- _EXERCISE REQUIREMENTS_
Extract each record and reproduce it exactly.

** START SUPPLIED DATA **

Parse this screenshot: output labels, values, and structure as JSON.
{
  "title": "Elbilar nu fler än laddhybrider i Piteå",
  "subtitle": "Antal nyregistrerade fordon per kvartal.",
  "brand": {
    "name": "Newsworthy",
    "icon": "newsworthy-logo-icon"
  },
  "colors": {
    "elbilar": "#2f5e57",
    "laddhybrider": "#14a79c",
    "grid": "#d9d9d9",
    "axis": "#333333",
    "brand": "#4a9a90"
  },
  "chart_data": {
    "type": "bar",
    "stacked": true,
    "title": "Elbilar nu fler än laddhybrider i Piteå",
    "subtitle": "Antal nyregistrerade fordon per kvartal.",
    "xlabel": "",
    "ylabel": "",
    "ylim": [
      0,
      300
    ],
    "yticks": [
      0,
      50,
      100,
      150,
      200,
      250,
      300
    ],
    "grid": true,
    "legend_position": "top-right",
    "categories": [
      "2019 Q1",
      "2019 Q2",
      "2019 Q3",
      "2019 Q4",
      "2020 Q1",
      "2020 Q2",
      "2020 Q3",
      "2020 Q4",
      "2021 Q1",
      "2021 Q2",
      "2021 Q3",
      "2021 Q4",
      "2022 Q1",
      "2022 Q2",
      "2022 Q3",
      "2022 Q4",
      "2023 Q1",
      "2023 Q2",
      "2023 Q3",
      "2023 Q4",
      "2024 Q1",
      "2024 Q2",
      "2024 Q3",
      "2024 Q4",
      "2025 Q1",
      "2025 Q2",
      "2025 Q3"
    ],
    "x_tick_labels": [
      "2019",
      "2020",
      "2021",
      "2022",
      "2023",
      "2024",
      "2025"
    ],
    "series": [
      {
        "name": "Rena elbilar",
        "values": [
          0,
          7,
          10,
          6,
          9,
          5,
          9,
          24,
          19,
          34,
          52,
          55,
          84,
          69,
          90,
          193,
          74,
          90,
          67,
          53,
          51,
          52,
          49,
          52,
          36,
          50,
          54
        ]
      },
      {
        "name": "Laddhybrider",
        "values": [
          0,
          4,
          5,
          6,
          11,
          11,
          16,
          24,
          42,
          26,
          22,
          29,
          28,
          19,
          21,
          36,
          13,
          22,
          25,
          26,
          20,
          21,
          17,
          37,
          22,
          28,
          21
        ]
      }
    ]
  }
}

** END SUPPLIED DATA **

- _THE COMPLETED TASK_
Parse this screenshot: output labels, values, and structure as JSON.
{
  "title": "Elbilar nu fler än laddhybrider i Piteå",
  "subtitle": "Antal nyregistrerade fordon per kvartal.",
  "brand": {
    "name": "Newsworthy",
    "icon": "newsworthy-logo-icon"
  },
  "colors": {
    "elbilar": "#2f5e57",
    "laddhybrider": "#14a79c",
    "grid": "#d9d9d9",
    "axis": "#333333",
    "brand": "#4a9a90"
  },
  "chart_data": {
    "type": "bar",
    "stacked": true,
    "title": "Elbilar nu fler än laddhybrider i Piteå",
    "subtitle": "Antal nyregistrerade fordon per kvartal.",
    "xlabel": "",
    "ylabel": "",
    "ylim": [
      0,
      300
    ],
    "yticks": [
      0,
      50,
      100,
      150,
      200,
      250,
      300
    ],
    "grid": true,
    "legend_position": "top-right",
    "categories": [
      "2019 Q1",
      "2019 Q2",
      "2019 Q3",
      "2019 Q4",
      "2020 Q1",
      "2020 Q2",
      "2020 Q3",
      "2020 Q4",
      "2021 Q1",
      "2021 Q2",
      "2021 Q3",
      "2021 Q4",
      "2022 Q1",
      "2022 Q2",
      "2022 Q3",
      "2022 Q4",
      "2023 Q1",
      "2023 Q2",
      "2023 Q3",
      "2023 Q4",
      "2024 Q1",
      "2024 Q2",
      "2024 Q3",
      "2024 Q4",
      "2025 Q1",
      "2025 Q2",
      "2025 Q3"
    ],
    "x_tick_labels": [
      "2019",
      "2020",
      "2021",
      "2022",
      "2023",
      "2024",
      "2025"
    ],
    "series": [
      {
        "name": "Rena elbilar",
        "values": [
          0,
          7,
          10,
          6,
          9,
          5,
          9,
          24,
          19,
          34,
          52,
          55,
          84,
          69,
          90,
          193,
          74,
          90,
          67,
          53,
          51,
          52,
          49,
          52,
          36,
          50,
          54
        ]
      },
      {
        "name": "Laddhybrider",
        "values": [
          0,
          4,
          5,
          6,
          11,
          11,
          16,
          24,
          42,
          26,
          22,
          29,
          28,
          19,
          21,
          36,
          13,
          22,
          25,
          26,
          20,
          21,
          17,
          37,
          22,
          28,
          21
        ]
      }
    ]
  }
}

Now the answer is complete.